• _Records shown_:

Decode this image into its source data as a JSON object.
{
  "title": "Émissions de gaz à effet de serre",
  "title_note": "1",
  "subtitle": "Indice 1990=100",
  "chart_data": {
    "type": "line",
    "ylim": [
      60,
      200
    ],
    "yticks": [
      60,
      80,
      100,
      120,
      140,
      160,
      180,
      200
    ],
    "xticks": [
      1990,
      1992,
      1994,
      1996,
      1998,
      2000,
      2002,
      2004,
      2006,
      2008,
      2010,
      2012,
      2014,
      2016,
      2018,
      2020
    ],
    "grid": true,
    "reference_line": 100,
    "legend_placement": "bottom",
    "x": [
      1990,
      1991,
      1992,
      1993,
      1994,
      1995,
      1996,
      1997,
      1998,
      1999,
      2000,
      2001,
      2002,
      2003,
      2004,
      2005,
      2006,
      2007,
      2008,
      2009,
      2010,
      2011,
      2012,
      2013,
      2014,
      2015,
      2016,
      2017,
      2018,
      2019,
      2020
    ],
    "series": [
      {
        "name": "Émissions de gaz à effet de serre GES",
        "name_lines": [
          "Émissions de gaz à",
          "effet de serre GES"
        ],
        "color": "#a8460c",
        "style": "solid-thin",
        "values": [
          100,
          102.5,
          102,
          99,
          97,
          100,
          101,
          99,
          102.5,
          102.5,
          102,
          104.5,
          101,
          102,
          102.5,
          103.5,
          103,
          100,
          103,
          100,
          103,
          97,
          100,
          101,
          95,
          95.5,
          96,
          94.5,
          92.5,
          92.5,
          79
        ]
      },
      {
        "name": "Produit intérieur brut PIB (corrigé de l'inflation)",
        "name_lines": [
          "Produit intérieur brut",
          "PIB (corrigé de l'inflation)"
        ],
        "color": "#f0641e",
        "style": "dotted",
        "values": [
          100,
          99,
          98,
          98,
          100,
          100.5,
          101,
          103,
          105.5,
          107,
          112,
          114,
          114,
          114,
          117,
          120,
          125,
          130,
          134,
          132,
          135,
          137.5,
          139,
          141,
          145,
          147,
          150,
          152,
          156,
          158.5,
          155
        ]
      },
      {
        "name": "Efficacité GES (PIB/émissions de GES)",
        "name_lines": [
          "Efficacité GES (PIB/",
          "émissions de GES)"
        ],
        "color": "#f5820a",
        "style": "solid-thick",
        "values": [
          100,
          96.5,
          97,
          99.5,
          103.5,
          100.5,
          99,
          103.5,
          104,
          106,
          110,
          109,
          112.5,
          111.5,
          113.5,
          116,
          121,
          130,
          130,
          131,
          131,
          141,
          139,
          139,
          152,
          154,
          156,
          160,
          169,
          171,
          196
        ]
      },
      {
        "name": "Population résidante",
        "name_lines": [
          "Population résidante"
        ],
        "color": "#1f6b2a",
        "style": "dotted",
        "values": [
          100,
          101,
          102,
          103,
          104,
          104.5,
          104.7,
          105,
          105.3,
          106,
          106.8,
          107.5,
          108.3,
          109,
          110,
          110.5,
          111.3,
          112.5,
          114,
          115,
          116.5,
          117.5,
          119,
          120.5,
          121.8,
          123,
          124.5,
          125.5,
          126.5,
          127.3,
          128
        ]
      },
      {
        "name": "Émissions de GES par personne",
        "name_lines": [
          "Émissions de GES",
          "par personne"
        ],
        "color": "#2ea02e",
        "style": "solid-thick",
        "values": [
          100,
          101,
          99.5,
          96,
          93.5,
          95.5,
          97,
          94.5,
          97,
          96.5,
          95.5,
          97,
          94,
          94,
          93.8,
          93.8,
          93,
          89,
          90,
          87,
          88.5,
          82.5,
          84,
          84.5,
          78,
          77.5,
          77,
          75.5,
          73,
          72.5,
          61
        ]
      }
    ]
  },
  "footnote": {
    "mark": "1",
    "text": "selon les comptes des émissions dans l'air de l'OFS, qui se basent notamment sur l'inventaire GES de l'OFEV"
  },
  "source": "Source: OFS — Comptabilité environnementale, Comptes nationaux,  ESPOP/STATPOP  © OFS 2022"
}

• _Job_:
Repeat each entry word for word.

• _Solution to this exercise_:
Decode this image into its source data as a JSON object.
{
  "title": "Émissions de gaz à effet de serre",
  "title_note": "1",
  "subtitle": "Indice 1990=100",
  "chart_data": {
    "type": "line",
    "ylim": [
      60,
      200
    ],
    "yticks": [
      60,
      80,
      100,
      120,
      140,
      160,
      180,
      200
    ],
    "xticks": [
      1990,
      1992,
      1994,
      1996,
      1998,
      2000,
      2002,
      2004,
      2006,
      2008,
      2010,
      2012,
      2014,
      2016,
      2018,
      2020
    ],
    "grid": true,
    "reference_line": 100,
    "legend_placement": "bottom",
    "x": [
      1990,
      1991,
      1992,
      1993,
      1994,
      1995,
      1996,
      1997,
      1998,
      1999,
      2000,
      2001,
      2002,
      2003,
      2004,
      2005,
      2006,
      2007,
      2008,
      2009,
      2010,
      2011,
      2012,
      2013,
      2014,
      2015,
      2016,
      2017,
      2018,
      2019,
      2020
    ],
    "series": [
      {
        "name": "Émissions de gaz à effet de serre GES",
        "name_lines": [
          "Émissions de gaz à",
          "effet de serre GES"
        ],
        "color": "#a8460c",
        "style": "solid-thin",
        "values": [
          100,
          102.5,
          102,
          99,
          97,
          100,
          101,
          99,
          102.5,
          102.5,
          102,
          104.5,
          101,
          102,
          102.5,
          103.5,
          103,
          100,
          103,
          100,
          103,
          97,
          100,
          101,
          95,
          95.5,
          96,
          94.5,
          92.5,
          92.5,
          79
        ]
      },
      {
        "name": "Produit intérieur brut PIB (corrigé de l'inflation)",
        "name_lines": [
          "Produit intérieur brut",
          "PIB (corrigé de l'inflation)"
        ],
        "color": "#f0641e",
        "style": "dotted",
        "values": [
          100,
          99,
          98,
          98,
          100,
          100.5,
          101,
          103,
          105.5,
          107,
          112,
          114,
          114,
          114,
          117,
          120,
          125,
          130,
          134,
          132,
          135,
          137.5,
          139,
          141,
          145,
          147,
          150,
          152,
          156,
          158.5,
          155
        ]
      },
      {
        "name": "Efficacité GES (PIB/émissions de GES)",
        "name_lines": [
          "Efficacité GES (PIB/",
          "émissions de GES)"
        ],
        "color": "#f5820a",
        "style": "solid-thick",
        "values": [
          100,
          96.5,
          97,
          99.5,
          103.5,
          100.5,
          99,
          103.5,
          104,
          106,
          110,
          109,
          112.5,
          111.5,
          113.5,
          116,
          121,
          130,
          130,
          131,
          131,
          141,
          139,
          139,
          152,
          154,
          156,
          160,
          169,
          171,
          196
        ]
      },
      {
        "name": "Population résidante",
        "name_lines": [
          "Population résidante"
        ],
        "color": "#1f6b2a",
        "style": "dotted",
        "values": [
          100,
          101,
          102,
          103,
          104,
          104.5,
          104.7,
          105,
          105.3,
          106,
          106.8,
          107.5,
          108.3,
          109,
          110,
          110.5,
          111.3,
          112.5,
          114,
          115,
          116.5,
          117.5,
          119,
          120.5,
          121.8,
          123,
          124.5,
          125.5,
          126.5,
          127.3,
          128
        ]
      },
      {
        "name": "Émissions de GES par personne",
        "name_lines": [
          "Émissions de GES",
          "par personne"
        ],
        "color": "#2ea02e",
        "style": "solid-thick",
        "values": [
          100,
          101,
          99.5,
          96,
          93.5,
          95.5,
          97,
          94.5,
          97,
          96.5,
          95.5,
          97,
          94,
          94,
          93.8,
          93.8,
          93,
          89,
          90,
          87,
          88.5,
          82.5,
          84,
          84.5,
          78,
          77.5,
          77,
          75.5,
          73,
          72.5,
          61
        ]
      }
    ]
  },
  "footnote": {
    "mark": "1",
    "text": "selon les comptes des émissions dans l'air de l'OFS, qui se basent notamment sur l'inventaire GES de l'OFEV"
  },
  "source": "Source: OFS — Comptabilité environnementale, Comptes nationaux,  ESPOP/STATPOP  © OFS 2022"
}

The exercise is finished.